[Collected data]
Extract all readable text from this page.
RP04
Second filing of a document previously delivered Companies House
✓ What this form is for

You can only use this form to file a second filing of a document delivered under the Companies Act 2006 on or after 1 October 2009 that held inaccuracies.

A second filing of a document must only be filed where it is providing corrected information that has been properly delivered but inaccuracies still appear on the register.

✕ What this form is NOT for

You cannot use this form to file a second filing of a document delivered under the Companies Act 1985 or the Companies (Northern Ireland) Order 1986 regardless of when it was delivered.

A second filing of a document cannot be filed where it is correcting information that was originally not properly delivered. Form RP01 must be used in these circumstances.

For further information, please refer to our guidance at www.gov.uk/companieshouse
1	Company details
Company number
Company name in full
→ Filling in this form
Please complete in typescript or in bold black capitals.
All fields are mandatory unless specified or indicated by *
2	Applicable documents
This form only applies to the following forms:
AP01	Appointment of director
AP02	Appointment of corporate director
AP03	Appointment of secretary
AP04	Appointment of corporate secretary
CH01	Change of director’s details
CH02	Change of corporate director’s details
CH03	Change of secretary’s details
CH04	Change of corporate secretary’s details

→ **Problem**: Copy each record from above exactly, and include every line.

→ **The reply**:
Extract all readable text from this page.
RP04
Second filing of a document previously delivered Companies House
✓ What this form is for

You can only use this form to file a second filing of a document delivered under the Companies Act 2006 on or after 1 October 2009 that held inaccuracies.

A second filing of a document must only be filed where it is providing corrected information that has been properly delivered but inaccuracies still appear on the register.

✕ What this form is NOT for

You cannot use this form to file a second filing of a document delivered under the Companies Act 1985 or the Companies (Northern Ireland) Order 1986 regardless of when it was delivered.

A second filing of a document cannot be filed where it is correcting information that was originally not properly delivered. Form RP01 must be used in these circumstances.

For further information, please refer to our guidance at www.gov.uk/companieshouse
1	Company details
Company number
Company name in full
→ Filling in this form
Please complete in typescript or in bold black capitals.
All fields are mandatory unless specified or indicated by *
2	Applicable documents
This form only applies to the following forms:
AP01	Appointment of director
AP02	Appointment of corporate director
AP03	Appointment of secretary
AP04	Appointment of corporate secretary
CH01	Change of director’s details
CH02	Change of corporate director’s details
CH03	Change of secretary’s details
CH04	Change of corporate secretary’s details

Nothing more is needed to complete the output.